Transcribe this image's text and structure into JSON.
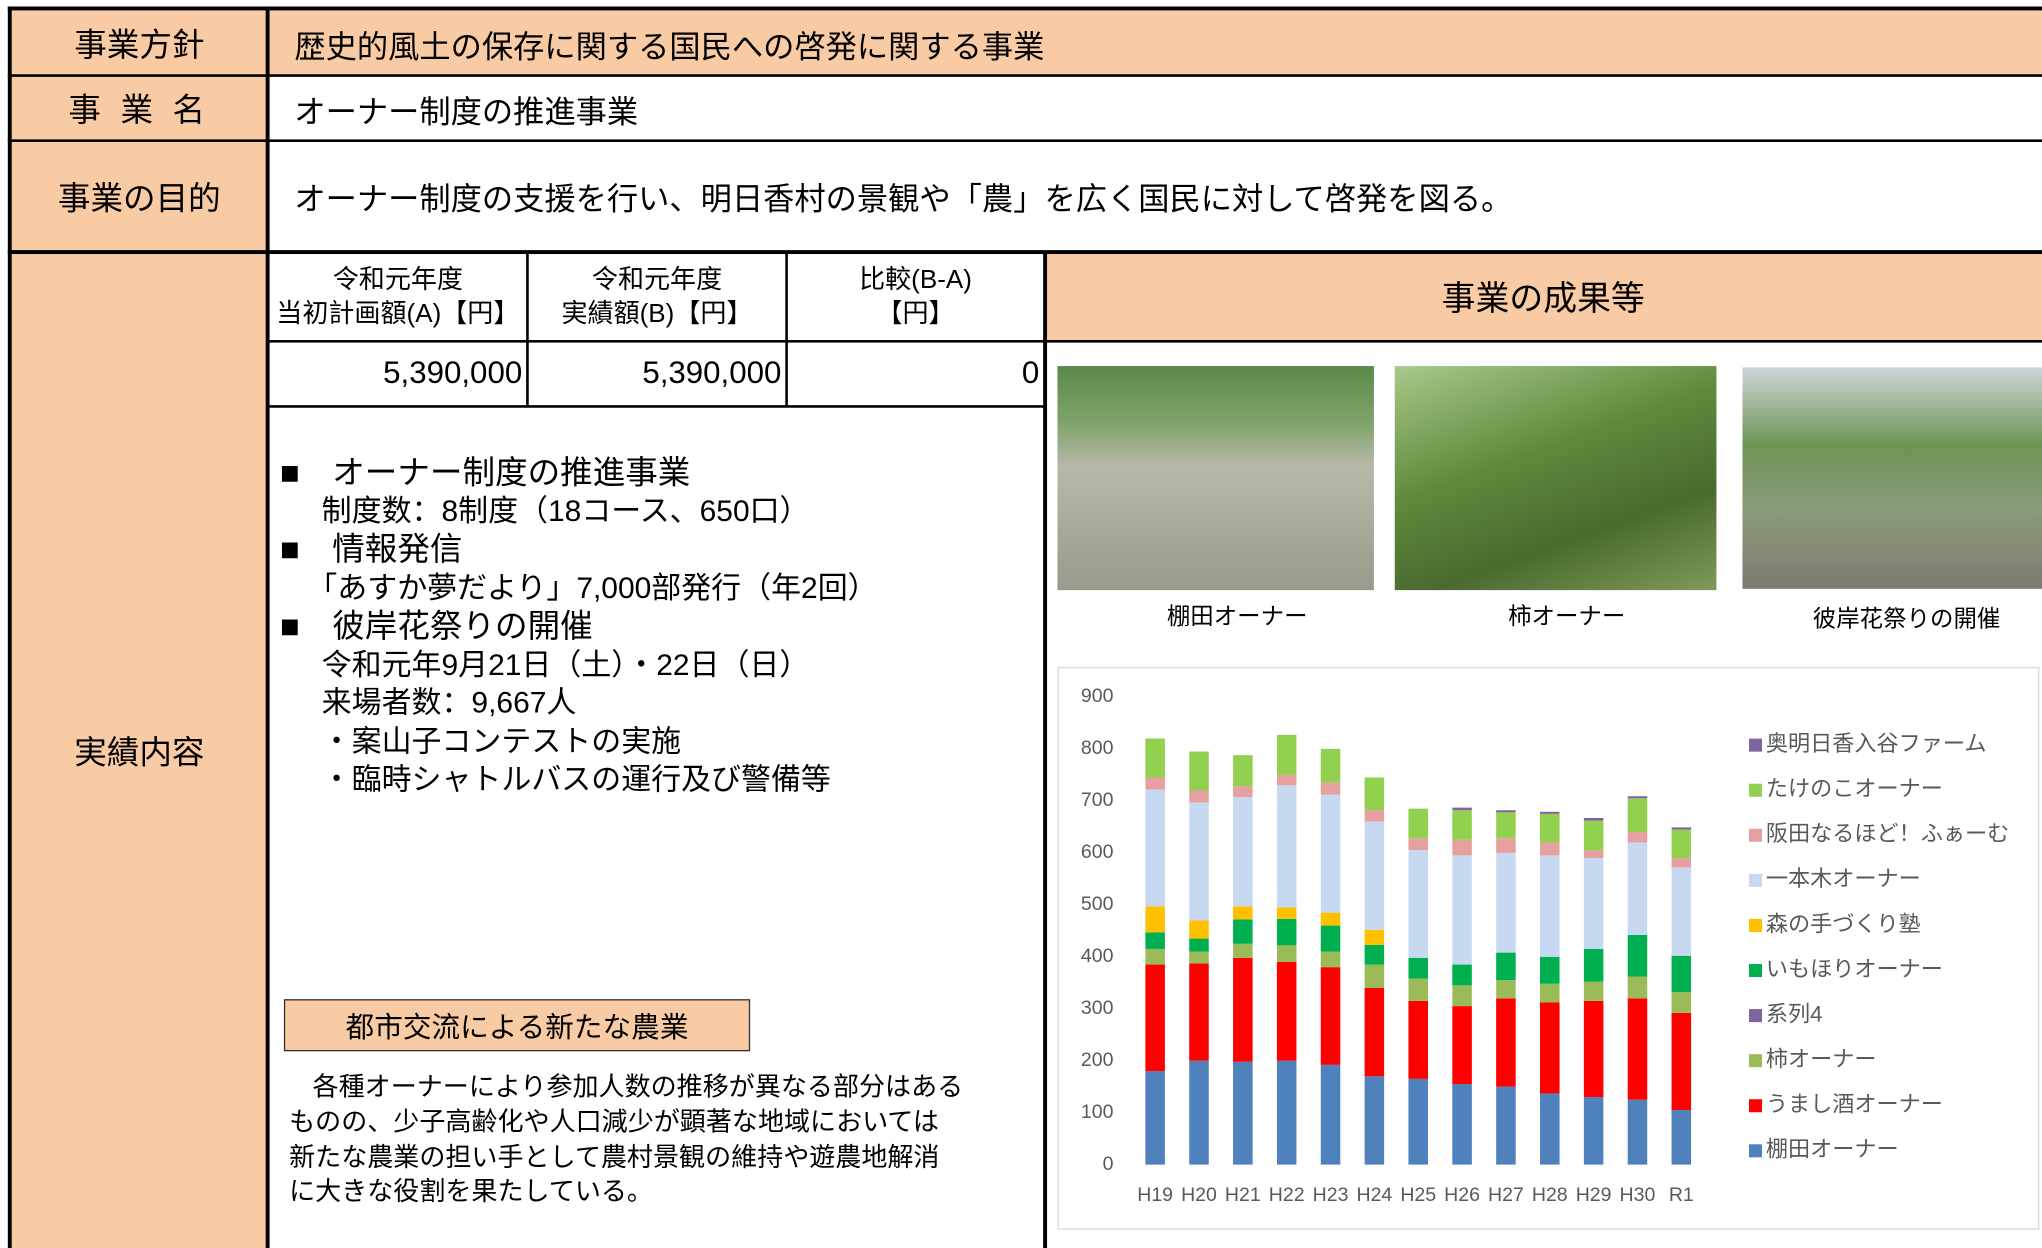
{
  "table": {
    "rows": [
      {
        "label": "事業方針",
        "value": "歴史的風土の保存に関する国民への啓発に関する事業"
      },
      {
        "label": "事 業 名",
        "value": "オーナー制度の推進事業"
      },
      {
        "label": "事業の目的",
        "value": "オーナー制度の支援を行い、明日香村の景観や「農」を広く国民に対して啓発を図る。"
      },
      {
        "label": "実績内容"
      }
    ]
  },
  "budget": {
    "headers": [
      [
        "令和元年度",
        "当初計画額(A)【円】"
      ],
      [
        "令和元年度",
        "実績額(B)【円】"
      ],
      [
        "比較(B-A)",
        "【円】"
      ]
    ],
    "values": [
      "5,390,000",
      "5,390,000",
      "0"
    ]
  },
  "content": {
    "lines": [
      "■　オーナー制度の推進事業",
      "制度数：8制度（18コース、650口）",
      "■　情報発信",
      "「あすか夢だより」7,000部発行（年2回）",
      "■　彼岸花祭りの開催",
      "令和元年9月21日（土）・22日（日）",
      "来場者数：9,667人",
      "・案山子コンテストの実施",
      "・臨時シャトルバスの運行及び警備等"
    ],
    "box_title": "都市交流による新たな農業",
    "summary": [
      "各種オーナーにより参加人数の推移が異なる部分はある",
      "ものの、少子高齢化や人口減少が顕著な地域においては",
      "新たな農業の担い手として農村景観の維持や遊農地解消",
      "に大きな役割を果たしている。"
    ]
  },
  "results": {
    "title": "事業の成果等",
    "photos": [
      "棚田オーナー",
      "柿オーナー",
      "彼岸花祭りの開催"
    ]
  },
  "chart_data": {
    "type": "stacked_bar",
    "categories": [
      "H19",
      "H20",
      "H21",
      "H22",
      "H23",
      "H24",
      "H25",
      "H26",
      "H27",
      "H28",
      "H29",
      "H30",
      "R1"
    ],
    "series": [
      {
        "name": "棚田オーナー",
        "color": "#4f81bd",
        "values": [
          180,
          200,
          198,
          200,
          192,
          170,
          165,
          155,
          150,
          137,
          130,
          125,
          105
        ]
      },
      {
        "name": "うまし酒オーナー",
        "color": "#ff0000",
        "values": [
          205,
          187,
          200,
          190,
          188,
          170,
          150,
          150,
          170,
          175,
          185,
          195,
          187
        ]
      },
      {
        "name": "柿オーナー",
        "color": "#9bbb59",
        "values": [
          30,
          23,
          27,
          32,
          30,
          45,
          43,
          40,
          35,
          36,
          37,
          42,
          40
        ]
      },
      {
        "name": "系列4",
        "color": "#8064a2",
        "values": [
          0,
          0,
          0,
          0,
          0,
          0,
          0,
          0,
          0,
          0,
          0,
          0,
          0
        ]
      },
      {
        "name": "いもほりオーナー",
        "color": "#00b050",
        "values": [
          32,
          25,
          47,
          51,
          50,
          38,
          40,
          40,
          53,
          52,
          63,
          80,
          70
        ]
      },
      {
        "name": "森の手づくり塾",
        "color": "#ffc000",
        "values": [
          50,
          35,
          25,
          22,
          25,
          29,
          0,
          0,
          0,
          0,
          0,
          0,
          0
        ]
      },
      {
        "name": "一本木オーナー",
        "color": "#c6d9f1",
        "values": [
          225,
          227,
          210,
          235,
          227,
          208,
          207,
          210,
          192,
          195,
          175,
          178,
          170
        ]
      },
      {
        "name": "阪田なるほど！ふぁーむ",
        "color": "#e6a0a0",
        "values": [
          23,
          23,
          21,
          20,
          23,
          22,
          23,
          30,
          28,
          25,
          15,
          20,
          18
        ]
      },
      {
        "name": "たけのこオーナー",
        "color": "#92d050",
        "values": [
          75,
          75,
          60,
          77,
          65,
          63,
          57,
          57,
          50,
          55,
          57,
          65,
          55
        ]
      },
      {
        "name": "奥明日香入谷ファーム",
        "color": "#8064a2",
        "values": [
          0,
          0,
          0,
          0,
          0,
          0,
          0,
          5,
          4,
          4,
          5,
          4,
          4
        ]
      }
    ],
    "ylim": [
      0,
      900
    ],
    "yticks": [
      0,
      100,
      200,
      300,
      400,
      500,
      600,
      700,
      800,
      900
    ],
    "grid": false,
    "legend": "right"
  }
}
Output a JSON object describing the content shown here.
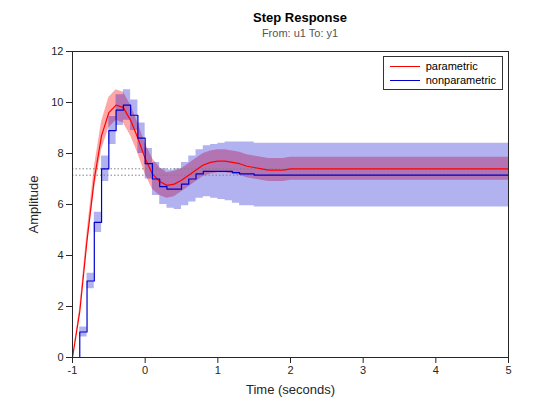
{
  "chart_data": {
    "type": "line",
    "title": "Step Response",
    "subtitle": "From: u1  To: y1",
    "x_label": "Time (seconds)",
    "y_label": "Amplitude",
    "xlim": [
      -1,
      5
    ],
    "xticks": [
      -1,
      0,
      1,
      2,
      3,
      4,
      5
    ],
    "ylim": [
      0,
      12
    ],
    "yticks": [
      0,
      2,
      4,
      6,
      8,
      10,
      12
    ],
    "grid": false,
    "legend": "top-right",
    "x": [
      -1,
      -0.9,
      -0.8,
      -0.7,
      -0.6,
      -0.5,
      -0.4,
      -0.3,
      -0.2,
      -0.1,
      0,
      0.1,
      0.2,
      0.3,
      0.4,
      0.5,
      0.6,
      0.7,
      0.8,
      0.9,
      1,
      1.1,
      1.2,
      1.3,
      1.4,
      1.5,
      1.6,
      1.7,
      1.8,
      1.9,
      2,
      2.1,
      2.2,
      2.3,
      2.4,
      2.5,
      2.6,
      2.7,
      2.8,
      2.9,
      3,
      3.1,
      3.2,
      3.3,
      3.4,
      3.5,
      3.6,
      3.7,
      3.8,
      3.9,
      4,
      4.1,
      4.2,
      4.3,
      4.4,
      4.5,
      4.6,
      4.7,
      4.8,
      4.9,
      5
    ],
    "series": [
      {
        "name": "parametric",
        "color": "#ff0000",
        "line_style": "solid",
        "final_value": 7.4,
        "values": [
          0,
          1.8,
          4.6,
          7.0,
          8.7,
          9.6,
          9.9,
          9.8,
          9.3,
          8.6,
          7.8,
          7.2,
          6.9,
          6.75,
          6.8,
          6.95,
          7.15,
          7.35,
          7.55,
          7.65,
          7.7,
          7.7,
          7.65,
          7.6,
          7.5,
          7.45,
          7.4,
          7.35,
          7.35,
          7.35,
          7.4,
          7.4,
          7.4,
          7.4,
          7.4,
          7.4,
          7.4,
          7.4,
          7.4,
          7.4,
          7.4,
          7.4,
          7.4,
          7.4,
          7.4,
          7.4,
          7.4,
          7.4,
          7.4,
          7.4,
          7.4,
          7.4,
          7.4,
          7.4,
          7.4,
          7.4,
          7.4,
          7.4,
          7.4,
          7.4,
          7.4
        ],
        "lower": [
          0,
          1.65,
          4.3,
          6.55,
          8.15,
          9.0,
          9.3,
          9.2,
          8.7,
          8.0,
          7.2,
          6.6,
          6.35,
          6.25,
          6.3,
          6.5,
          6.7,
          6.9,
          7.1,
          7.2,
          7.25,
          7.25,
          7.2,
          7.15,
          7.05,
          7.0,
          6.95,
          6.9,
          6.9,
          6.9,
          6.95,
          6.95,
          6.95,
          6.95,
          6.95,
          6.95,
          6.95,
          6.95,
          6.95,
          6.95,
          6.95,
          6.95,
          6.95,
          6.95,
          6.95,
          6.95,
          6.95,
          6.95,
          6.95,
          6.95,
          6.95,
          6.95,
          6.95,
          6.95,
          6.95,
          6.95,
          6.95,
          6.95,
          6.95,
          6.95,
          6.95
        ],
        "upper": [
          0,
          1.95,
          4.9,
          7.45,
          9.25,
          10.2,
          10.5,
          10.4,
          9.9,
          9.2,
          8.4,
          7.8,
          7.45,
          7.25,
          7.3,
          7.4,
          7.6,
          7.8,
          8.0,
          8.1,
          8.15,
          8.15,
          8.1,
          8.05,
          7.95,
          7.9,
          7.85,
          7.8,
          7.8,
          7.8,
          7.85,
          7.85,
          7.85,
          7.85,
          7.85,
          7.85,
          7.85,
          7.85,
          7.85,
          7.85,
          7.85,
          7.85,
          7.85,
          7.85,
          7.85,
          7.85,
          7.85,
          7.85,
          7.85,
          7.85,
          7.85,
          7.85,
          7.85,
          7.85,
          7.85,
          7.85,
          7.85,
          7.85,
          7.85,
          7.85,
          7.85
        ]
      },
      {
        "name": "nonparametric",
        "color": "#0000cc",
        "line_style": "step",
        "final_value": 7.15,
        "values": [
          0,
          1.0,
          3.0,
          5.3,
          7.4,
          8.9,
          9.7,
          9.9,
          9.5,
          8.6,
          7.6,
          7.0,
          6.7,
          6.6,
          6.6,
          6.8,
          7.0,
          7.2,
          7.3,
          7.3,
          7.3,
          7.3,
          7.25,
          7.2,
          7.2,
          7.15,
          7.15,
          7.15,
          7.15,
          7.15,
          7.15,
          7.15,
          7.15,
          7.15,
          7.15,
          7.15,
          7.15,
          7.15,
          7.15,
          7.15,
          7.15,
          7.15,
          7.15,
          7.15,
          7.15,
          7.15,
          7.15,
          7.15,
          7.15,
          7.15,
          7.15,
          7.15,
          7.15,
          7.15,
          7.15,
          7.15,
          7.15,
          7.15,
          7.15,
          7.15,
          7.15
        ],
        "lower": [
          0,
          0.8,
          2.7,
          4.9,
          6.9,
          8.35,
          9.1,
          9.3,
          8.9,
          8.0,
          7.0,
          6.35,
          6.0,
          5.85,
          5.8,
          5.95,
          6.1,
          6.25,
          6.3,
          6.25,
          6.2,
          6.15,
          6.05,
          5.95,
          5.95,
          5.9,
          5.9,
          5.9,
          5.9,
          5.9,
          5.9,
          5.9,
          5.9,
          5.9,
          5.9,
          5.9,
          5.9,
          5.9,
          5.9,
          5.9,
          5.9,
          5.9,
          5.9,
          5.9,
          5.9,
          5.9,
          5.9,
          5.9,
          5.9,
          5.9,
          5.9,
          5.9,
          5.9,
          5.9,
          5.9,
          5.9,
          5.9,
          5.9,
          5.9,
          5.9,
          5.9
        ],
        "upper": [
          0,
          1.2,
          3.3,
          5.7,
          7.9,
          9.45,
          10.3,
          10.5,
          10.1,
          9.2,
          8.2,
          7.65,
          7.4,
          7.35,
          7.4,
          7.65,
          7.9,
          8.15,
          8.3,
          8.35,
          8.4,
          8.45,
          8.45,
          8.45,
          8.45,
          8.4,
          8.4,
          8.4,
          8.4,
          8.4,
          8.4,
          8.4,
          8.4,
          8.4,
          8.4,
          8.4,
          8.4,
          8.4,
          8.4,
          8.4,
          8.4,
          8.4,
          8.4,
          8.4,
          8.4,
          8.4,
          8.4,
          8.4,
          8.4,
          8.4,
          8.4,
          8.4,
          8.4,
          8.4,
          8.4,
          8.4,
          8.4,
          8.4,
          8.4,
          8.4,
          8.4
        ]
      }
    ]
  }
}
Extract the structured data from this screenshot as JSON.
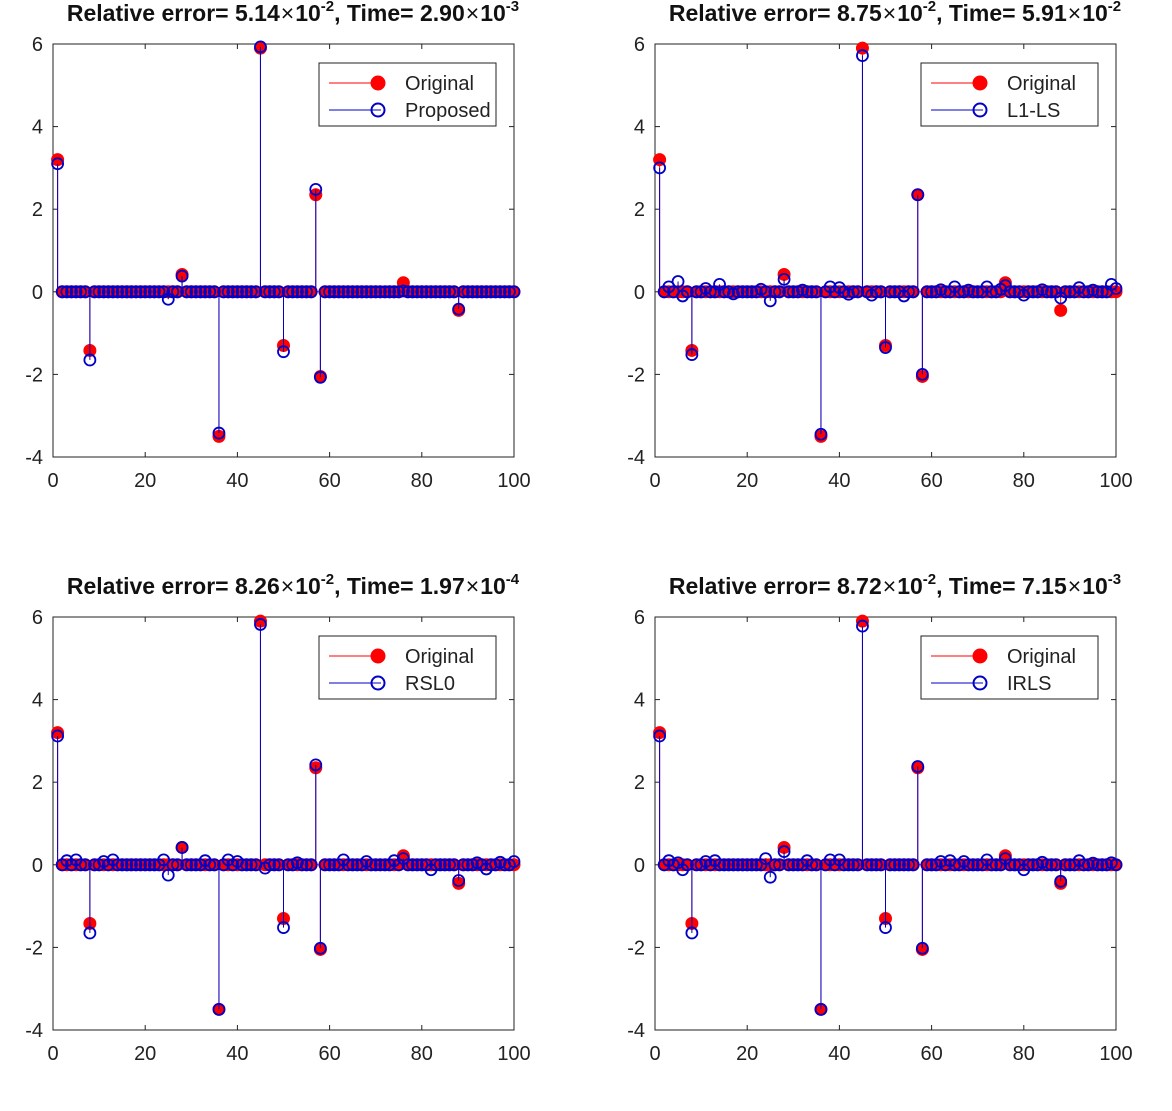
━━━━━━━━━━━━━━━━━━━━
EXERCISE DESCRIPTION: Find the lines containing "name" and list every one of them.

WORKED ANSWER:
        "name": "棚田オーナー",
        "name": "うまし酒オーナー",
        "name": "柿オーナー",
        "name": "系列4",
        "name": "いもほりオーナー",
        "name": "森の手づくり塾",
        "name": "一本木オーナー",
        "name": "阪田なるほど！ふぁーむ",
        "name": "たけのこオーナー",
        "name": "奥明日香入谷ファーム",
        "name": "parametric",
        "name": "nonparametric",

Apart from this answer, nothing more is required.